▶ [Your instructions]:
According to the Taskling article, what does the TO setting in the configuration string specify?

▶ [Extract]:

_ _ _ _ _ _ _

Batch Processing Patterns with Taskling

Jack Vanlightly

5.00/5 (3 votes)

Nov 11, 2016

MIT

10 min read

34235

In this article we'll look at common patterns in batch processing and how the Taskling libraries provide a simple and reliable way of using those patterns in your C# batch jobs.

Introduction

There are some common patterns when building batch processes

Instance concurrency control - for example, singleton processes
Partitioning data into smaller batches
Recovering from failures by continuing processing from where the failed instance left off
Maintaining/logging the state of instances and the state of the data that gets processed
Alerts when things go wrong

Taskling is a set of two libraries that provide these patterns with SQL Server as a backing store. It is host agnostic and can be used in web applications, Azure jobs, console applications etc.

We'll look at each pattern with some example code with Taskling.

Background

In order to describe how you can use the patterns described in this article with Taskling we'll need to start-off by talking about configuration and how to instantiate the ITasklingClient.

Much of the behaviour is controlled by configuration and with Taskling you must create a class that implements the IConfigurationReader which simply returns a string with a series of key value pairs in the format KEY[value]. We'll discuss each setting in the patterns below.

public class MyConfigReader : IConfigurationReader
{
    public string GetTaskConfigurationString(string applicationName, string taskName)
    {
        var key = applicationName + "::" + taskName;
        return ConfigurationManager.AppSettings.Get(key);
    }
}

All tasks are uniquely identified by an application name and a task name. In the above example it gets the configuration string from the application config.

<appSettings>
  <add key="MyApplication::MyTask" value="DB[Server=(local);Database=MyAppDb;Trusted_Connection=True;] TO[120] E[true] CON[-1] KPLT[2] KPDT[40] MCI[1] KA[true] KAINT[1] KADT[10] TPDT[0] RPC_FAIL[true] RPC_FAIL_MTS[600] RPC_FAIL_RTYL[3] RPC_DEAD[true] RPC_DEAD_MTS[600] RPC_DEAD_RTYL[3] MXBL[20]"/>
</appSettings>

We'll look at the settings not related to the patterns

DB is the connection string
TO is the command timeout in seconds
E is Enabled 1, Disabled 0

We'll go over the meaning of the rest of settings below.

We instantiate the ITasklingClient by passing your configuration reader implementation to its constructor.

ITasklingClient tasklingClient = new TasklingClient(new MyConfigReader());

Or via dependency injection (AutoFac example)

_ _ _ _ _ _ _

▶ [Entries shown]:

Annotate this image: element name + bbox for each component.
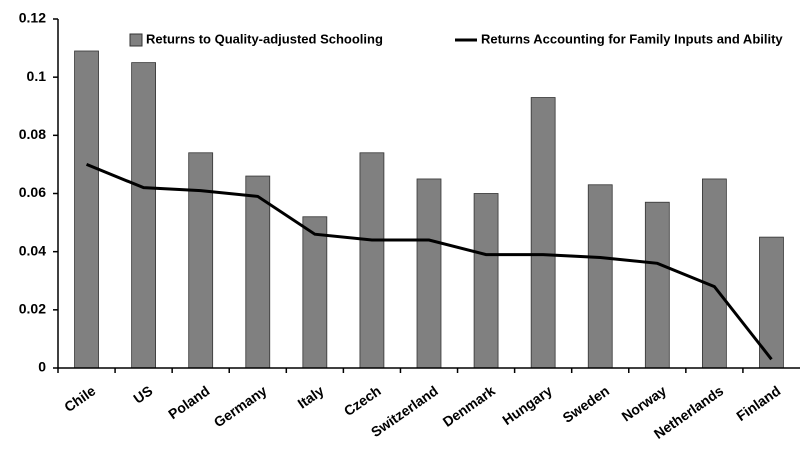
bar: [416, 178, 442, 369]
bar: [530, 97, 556, 369]
y-tick-label: 0.04: [19, 242, 46, 258]
x-tick-label: Denmark: [440, 382, 498, 430]
line: [85, 163, 773, 361]
bar: [473, 193, 499, 369]
bar: [644, 201, 670, 369]
bar: [701, 178, 727, 369]
x-tick-label: Poland: [165, 382, 212, 422]
legend-item: Returns Accounting for Family Inputs and…: [455, 31, 783, 46]
y-tick-label: 0.02: [19, 301, 46, 317]
y-tick-label: 0.12: [19, 10, 46, 26]
bar: [188, 152, 214, 369]
x-tick-label: Sweden: [560, 382, 613, 425]
y-tick-label: 0: [38, 359, 46, 375]
x-tick-label: Chile: [61, 382, 98, 415]
x-tick-label: Czech: [341, 382, 384, 419]
y-tick-label: 0.06: [19, 184, 46, 200]
bar: [359, 152, 385, 369]
x-tick-label: US: [130, 382, 155, 406]
y-tick-label: 0.08: [19, 126, 46, 142]
bar: [131, 62, 157, 369]
x-tick-label: Germany: [211, 382, 270, 430]
x-tick-label: Italy: [295, 382, 327, 411]
bar: [302, 216, 328, 369]
x-tick-label: Norway: [619, 382, 670, 424]
bar: [74, 50, 99, 369]
legend-item: Returns to Quality-adjusted Schooling: [129, 31, 383, 47]
legend-swatch: [129, 33, 143, 47]
legend-label: Returns to Quality-adjusted Schooling: [146, 31, 383, 46]
bar: [587, 184, 613, 369]
x-tick-label: Finland: [733, 382, 783, 424]
bar: [245, 175, 271, 369]
y-tick-label: 0.1: [27, 68, 47, 84]
x-tick-label: Hungary: [499, 382, 555, 428]
legend-label: Returns Accounting for Family Inputs and…: [481, 31, 783, 46]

_ _ _ _ _ _ _

▶ [Result for this task]:
The command timeout in seconds.